Recast the lines of every item below as a single numbered list, leaving out any blank lines.

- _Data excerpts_
====

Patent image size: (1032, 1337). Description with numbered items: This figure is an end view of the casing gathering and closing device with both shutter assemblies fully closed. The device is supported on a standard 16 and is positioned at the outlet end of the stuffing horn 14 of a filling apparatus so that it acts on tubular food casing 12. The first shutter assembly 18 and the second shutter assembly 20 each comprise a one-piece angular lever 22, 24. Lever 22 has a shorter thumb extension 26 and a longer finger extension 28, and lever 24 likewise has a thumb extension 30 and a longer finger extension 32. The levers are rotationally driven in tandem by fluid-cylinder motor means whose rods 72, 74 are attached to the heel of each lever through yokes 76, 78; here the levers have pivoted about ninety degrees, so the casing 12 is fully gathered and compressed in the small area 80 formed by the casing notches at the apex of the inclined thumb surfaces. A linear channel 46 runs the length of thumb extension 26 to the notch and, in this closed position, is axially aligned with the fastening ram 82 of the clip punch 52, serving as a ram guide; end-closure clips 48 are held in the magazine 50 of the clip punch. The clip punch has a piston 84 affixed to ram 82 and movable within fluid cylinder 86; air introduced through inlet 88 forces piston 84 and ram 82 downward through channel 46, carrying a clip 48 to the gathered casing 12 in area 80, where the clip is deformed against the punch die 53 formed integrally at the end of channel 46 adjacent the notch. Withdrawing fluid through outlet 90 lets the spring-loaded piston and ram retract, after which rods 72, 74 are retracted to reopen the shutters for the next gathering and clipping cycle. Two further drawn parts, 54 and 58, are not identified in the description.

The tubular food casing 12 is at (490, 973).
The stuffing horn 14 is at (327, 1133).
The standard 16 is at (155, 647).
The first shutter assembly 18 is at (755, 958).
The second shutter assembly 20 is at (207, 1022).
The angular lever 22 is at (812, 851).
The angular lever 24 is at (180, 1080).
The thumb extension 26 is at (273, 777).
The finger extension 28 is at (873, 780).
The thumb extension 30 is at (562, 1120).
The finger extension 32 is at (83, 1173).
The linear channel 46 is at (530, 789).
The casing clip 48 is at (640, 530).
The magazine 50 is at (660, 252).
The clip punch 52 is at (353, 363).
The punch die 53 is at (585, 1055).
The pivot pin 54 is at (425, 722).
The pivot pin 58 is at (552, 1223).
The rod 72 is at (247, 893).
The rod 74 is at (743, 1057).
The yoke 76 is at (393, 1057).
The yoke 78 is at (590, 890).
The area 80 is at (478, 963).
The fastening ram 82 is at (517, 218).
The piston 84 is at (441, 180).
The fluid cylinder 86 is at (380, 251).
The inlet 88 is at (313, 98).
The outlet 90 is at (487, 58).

====

- _Final answer_
1. Patent image size: (1032, 1337). Description with numbered items: This figure is an end view of the casing gathering and closing device with both shutter assemblies fully closed. The device is supported on a standard 16 and is positioned at the outlet end of the stuffing horn 14 of a filling apparatus so that it acts on tubular food casing 12. The first shutter assembly 18 and the second shutter assembly 20 each comprise a one-piece angular lever 22, 24. Lever 22 has a shorter thumb extension 26 and a longer finger extension 28, and lever 24 likewise has a thumb extension 30 and a longer finger extension 32. The levers are rotationally driven in tandem by fluid-cylinder motor means whose rods 72, 74 are attached to the heel of each lever through yokes 76, 78; here the levers have pivoted about ninety degrees, so the casing 12 is fully gathered and compressed in the small area 80 formed by the casing notches at the apex of the inclined thumb surfaces. A linear channel 46 runs the length of thumb extension 26 to the notch and, in this closed position, is axially aligned with the fastening ram 82 of the clip punch 52, serving as a ram guide; end-closure clips 48 are held in the magazine 50 of the clip punch. The clip punch has a piston 84 affixed to ram 82 and movable within fluid cylinder 86; air introduced through inlet 88 forces piston 84 and ram 82 downward through channel 46, carrying a clip 48 to the gathered casing 12 in area 80, where the clip is deformed against the punch die 53 formed integrally at the end of channel 46 adjacent the notch. Withdrawing fluid through outlet 90 lets the spring-loaded piston and ram retract, after which rods 72, 74 are retracted to reopen the shutters for the next gathering and clipping cycle. Two further drawn parts, 54 and 58, are not identified in the description.
2. The tubular food casing 12 is at (490, 973).
3. The stuffing horn 14 is at (327, 1133).
4. The standard 16 is at (155, 647).
5. The first shutter assembly 18 is at (755, 958).
6. The second shutter assembly 20 is at (207, 1022).
7. The angular lever 22 is at (812, 851).
8. The angular lever 24 is at (180, 1080).
9. The thumb extension 26 is at (273, 777).
10. The finger extension 28 is at (873, 780).
11. The thumb extension 30 is at (562, 1120).
12. The finger extension 32 is at (83, 1173).
13. The linear channel 46 is at (530, 789).
14. The casing clip 48 is at (640, 530).
15. The magazine 50 is at (660, 252).
16. The clip punch 52 is at (353, 363).
17. The punch die 53 is at (585, 1055).
18. The pivot pin 54 is at (425, 722).
19. The pivot pin 58 is at (552, 1223).
20. The rod 72 is at (247, 893).
21. The rod 74 is at (743, 1057).
22. The yoke 76 is at (393, 1057).
23. The yoke 78 is at (590, 890).
24. The area 80 is at (478, 963).
25. The fastening ram 82 is at (517, 218).
26. The piston 84 is at (441, 180).
27. The fluid cylinder 86 is at (380, 251).
28. The inlet 88 is at (313, 98).
29. The outlet 90 is at (487, 58).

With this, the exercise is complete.